» **STATED TASK**
Which lines hold the word "page"? Copy each one.

» **EXTRACTED DATA**
○ ○ ○ ○

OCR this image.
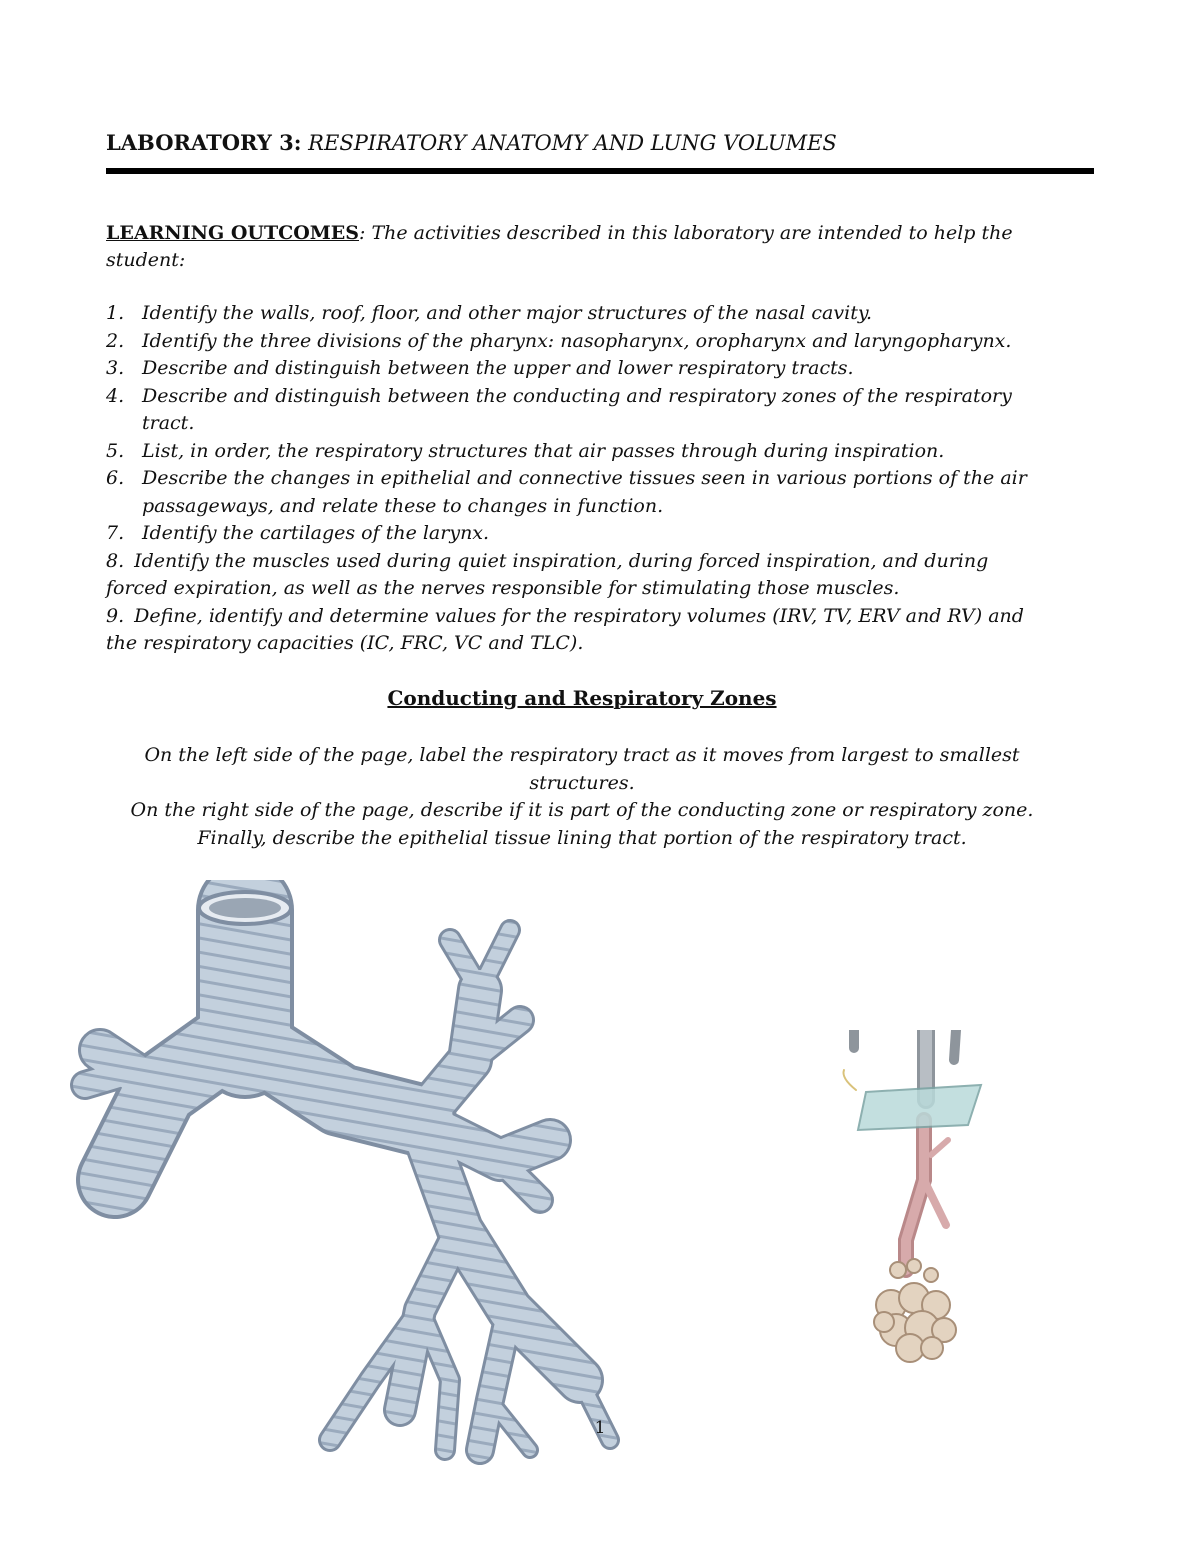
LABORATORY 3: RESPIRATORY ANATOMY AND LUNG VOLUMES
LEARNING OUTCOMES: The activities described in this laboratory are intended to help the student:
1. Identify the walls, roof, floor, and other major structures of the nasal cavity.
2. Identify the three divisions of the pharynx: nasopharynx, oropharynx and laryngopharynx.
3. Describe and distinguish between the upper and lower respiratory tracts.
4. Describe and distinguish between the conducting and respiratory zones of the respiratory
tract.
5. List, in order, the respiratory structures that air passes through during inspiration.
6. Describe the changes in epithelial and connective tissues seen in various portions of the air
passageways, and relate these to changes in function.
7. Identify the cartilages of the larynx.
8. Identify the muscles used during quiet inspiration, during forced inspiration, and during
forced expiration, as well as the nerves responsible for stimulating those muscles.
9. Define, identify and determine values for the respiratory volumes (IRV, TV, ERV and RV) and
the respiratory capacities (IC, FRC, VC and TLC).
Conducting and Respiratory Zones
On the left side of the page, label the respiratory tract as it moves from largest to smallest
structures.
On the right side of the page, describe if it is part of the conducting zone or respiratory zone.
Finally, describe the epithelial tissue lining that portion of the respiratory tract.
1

○ ○ ○ ○

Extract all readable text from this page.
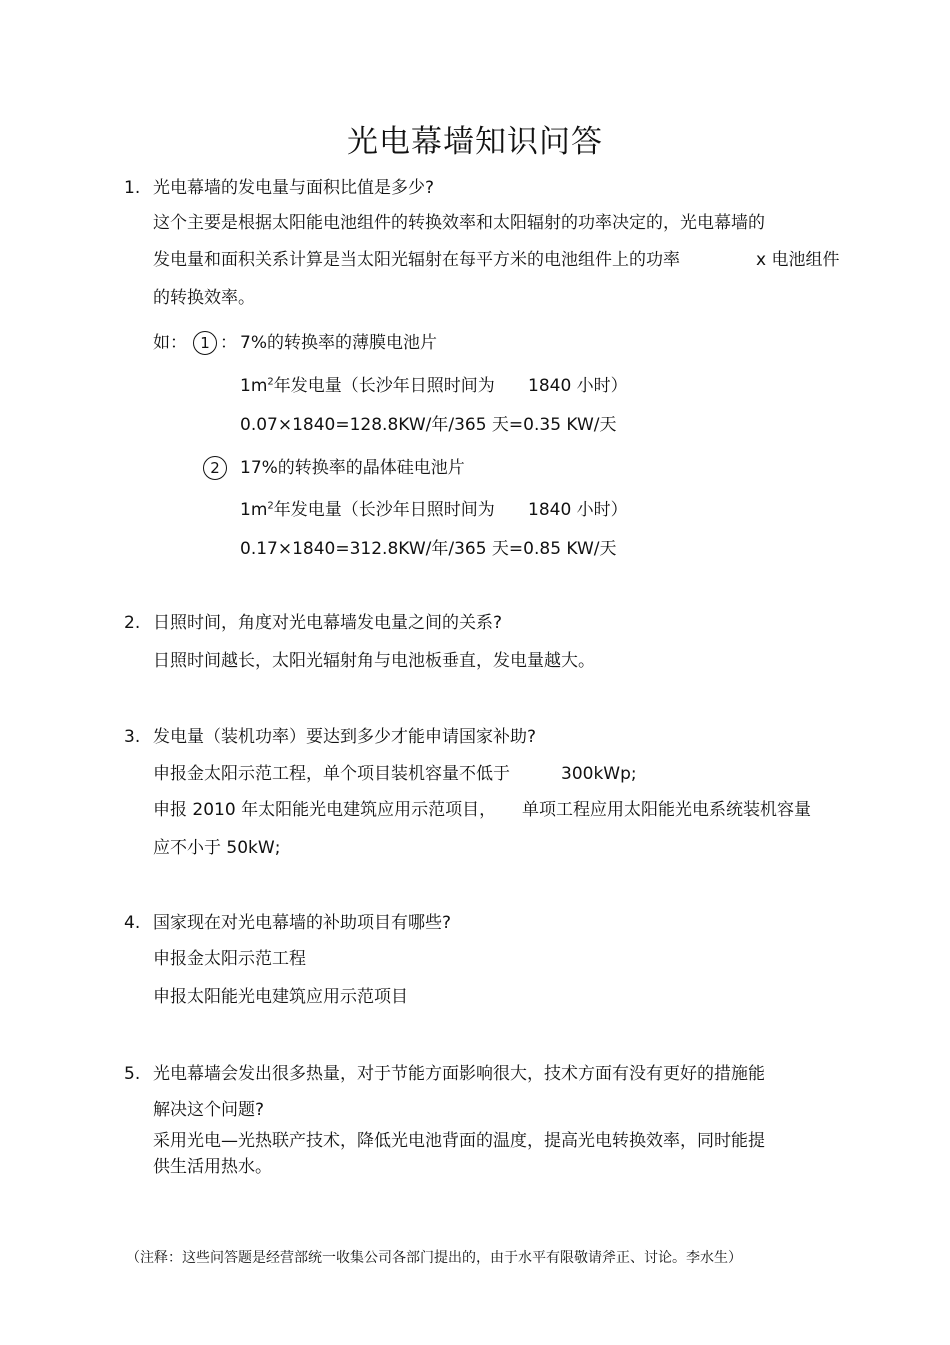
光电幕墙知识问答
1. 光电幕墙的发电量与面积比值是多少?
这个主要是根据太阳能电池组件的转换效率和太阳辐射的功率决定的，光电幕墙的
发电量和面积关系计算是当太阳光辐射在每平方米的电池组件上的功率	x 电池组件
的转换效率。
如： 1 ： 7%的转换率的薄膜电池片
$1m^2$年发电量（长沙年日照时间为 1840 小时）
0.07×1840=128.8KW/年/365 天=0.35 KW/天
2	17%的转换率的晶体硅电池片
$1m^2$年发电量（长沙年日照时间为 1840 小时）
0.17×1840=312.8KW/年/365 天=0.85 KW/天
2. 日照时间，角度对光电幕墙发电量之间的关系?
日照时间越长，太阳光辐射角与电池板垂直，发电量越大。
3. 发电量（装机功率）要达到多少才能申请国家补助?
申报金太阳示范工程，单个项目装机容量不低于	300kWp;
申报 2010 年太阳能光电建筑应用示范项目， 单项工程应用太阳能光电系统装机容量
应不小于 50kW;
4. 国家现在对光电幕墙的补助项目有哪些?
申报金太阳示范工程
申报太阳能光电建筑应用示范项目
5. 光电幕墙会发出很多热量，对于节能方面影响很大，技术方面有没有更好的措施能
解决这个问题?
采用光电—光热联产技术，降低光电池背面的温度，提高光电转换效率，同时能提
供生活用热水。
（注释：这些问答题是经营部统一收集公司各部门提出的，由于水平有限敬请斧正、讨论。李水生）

○ ○ ○ ○

» **RESPONSE**
On the left side of the page, label the respiratory tract as it moves from largest to smallest
On the right side of the page, describe if it is part of the conducting zone or respiratory zone.
Extract all readable text from this page.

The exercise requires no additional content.